- **GOAL**: Copy each line of the entries that contains the word "this".

- **ENTRIES SHOWN**:
----

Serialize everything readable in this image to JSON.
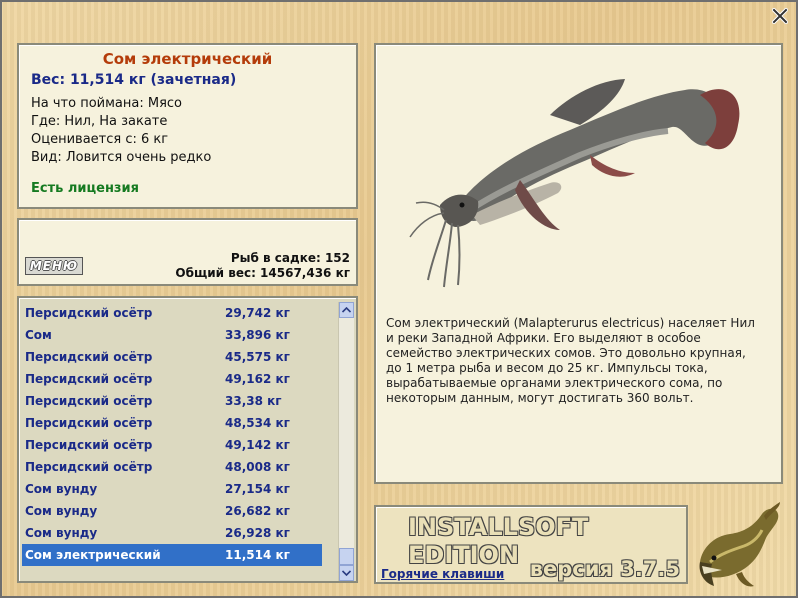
{
  "fish": {
    "title": "Сом электрический",
    "weight": "Вес: 11,514 кг (зачетная)",
    "bait": "На что поймана: Мясо",
    "place": "Где: Нил, На закате",
    "value": "Оценивается с: 6 кг",
    "rarity": "Вид: Ловится очень редко",
    "license": "Есть лицензия",
    "description": "Сом электрический (Malapterurus electricus) населяет Нил и реки Западной Африки. Его выделяют в особое семейство электрических сомов. Это довольно крупная, до 1 метра рыба и весом до 25 кг. Импульсы тока, вырабатываемые органами электрического сома, по некоторым данным, могут достигать 360 вольт."
  },
  "stats": {
    "menu_label": "МЕНЮ",
    "count": "Рыб в садке: 152",
    "total": "Общий вес: 14567,436 кг"
  },
  "catch_list": [
    {
      "name": "Персидский осётр",
      "weight": "29,742 кг"
    },
    {
      "name": "Сом",
      "weight": "33,896 кг"
    },
    {
      "name": "Персидский осётр",
      "weight": "45,575 кг"
    },
    {
      "name": "Персидский осётр",
      "weight": "49,162 кг"
    },
    {
      "name": "Персидский осётр",
      "weight": "33,38 кг"
    },
    {
      "name": "Персидский осётр",
      "weight": "48,534 кг"
    },
    {
      "name": "Персидский осётр",
      "weight": "49,142 кг"
    },
    {
      "name": "Персидский осётр",
      "weight": "48,008 кг"
    },
    {
      "name": "Сом вунду",
      "weight": "27,154 кг"
    },
    {
      "name": "Сом вунду",
      "weight": "26,682 кг"
    },
    {
      "name": "Сом вунду",
      "weight": "26,928 кг"
    },
    {
      "name": "Сом электрический",
      "weight": "11,514 кг",
      "selected": true
    }
  ],
  "brand": {
    "edition": "INSTALLSOFT EDITION",
    "version": "версия 3.7.5",
    "hotkeys": "Горячие клавиши"
  },
  "icons": {
    "close": "close-icon",
    "scroll_up": "chevron-up-icon",
    "scroll_down": "chevron-down-icon"
  },
  "colors": {
    "title": "#b43c0a",
    "link": "#1a2a88",
    "license": "#157a20",
    "selection": "#3170c8"
  }
}
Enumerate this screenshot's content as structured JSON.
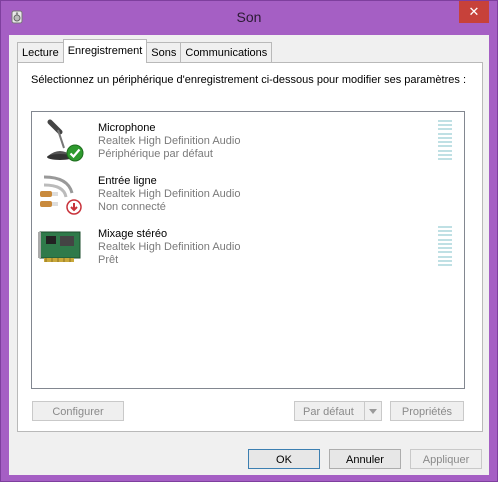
{
  "window": {
    "title": "Son",
    "close_glyph": "✕",
    "icon": "speaker-icon"
  },
  "tabs": [
    {
      "label": "Lecture",
      "active": false
    },
    {
      "label": "Enregistrement",
      "active": true
    },
    {
      "label": "Sons",
      "active": false
    },
    {
      "label": "Communications",
      "active": false
    }
  ],
  "panel": {
    "instruction": "Sélectionnez un périphérique d'enregistrement ci-dessous pour modifier ses paramètres :",
    "devices": [
      {
        "name": "Microphone",
        "driver": "Realtek High Definition Audio",
        "status": "Périphérique par défaut",
        "icon": "microphone-icon",
        "badge": "default-check-icon",
        "level_meter": true
      },
      {
        "name": "Entrée ligne",
        "driver": "Realtek High Definition Audio",
        "status": "Non connecté",
        "icon": "line-in-cable-icon",
        "badge": "unplugged-icon",
        "level_meter": false
      },
      {
        "name": "Mixage stéréo",
        "driver": "Realtek High Definition Audio",
        "status": "Prêt",
        "icon": "sound-card-icon",
        "badge": "",
        "level_meter": true
      }
    ],
    "buttons": {
      "configure": "Configurer",
      "set_default": "Par défaut",
      "properties": "Propriétés"
    }
  },
  "footer": {
    "ok": "OK",
    "cancel": "Annuler",
    "apply": "Appliquer"
  },
  "colors": {
    "frame": "#a55fc4",
    "close": "#c7413a",
    "level_meter": "#bfe0e4",
    "check_badge": "#2e9a2e",
    "unplugged_badge": "#c8323a"
  }
}
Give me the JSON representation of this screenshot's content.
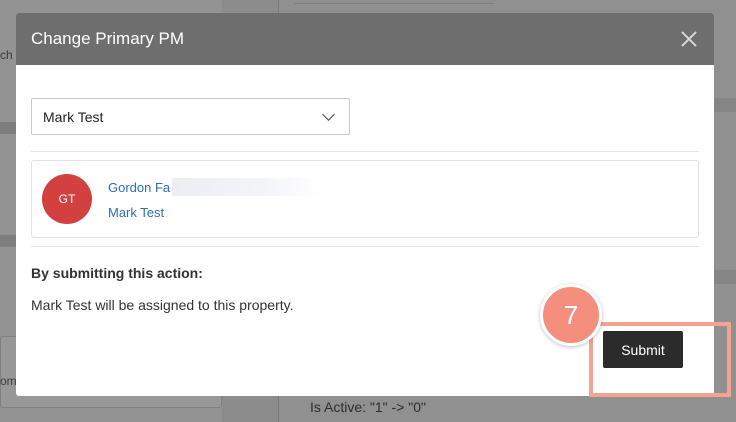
{
  "background": {
    "left_fragment_1": "ch",
    "left_fragment_2": "om",
    "is_active_change": "Is Active: \"1\" -> \"0\""
  },
  "modal": {
    "title": "Change Primary PM",
    "close_icon": "close-icon",
    "pm_select": {
      "selected": "Mark Test"
    },
    "pm_card": {
      "avatar_initials": "GT",
      "current_pm": "Gordon Fa",
      "new_pm": "Mark Test"
    },
    "confirmation": {
      "heading": "By submitting this action:",
      "text": "Mark Test will be assigned to this property."
    },
    "submit_label": "Submit"
  },
  "annotation": {
    "step_number": "7"
  },
  "colors": {
    "header": "#6e6e6e",
    "avatar": "#d24040",
    "link": "#2f6db4",
    "submit": "#2b2b2b",
    "step_accent": "#f58f7d"
  }
}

----

- **REPLY**:
Serialize everything readable in this image to JSON.
Enumerate this screenshot's content as structured JSON.
Give me the JSON representation of this screenshot's content.
      "heading": "By submitting this action:",
      "text": "Mark Test will be assigned to this property."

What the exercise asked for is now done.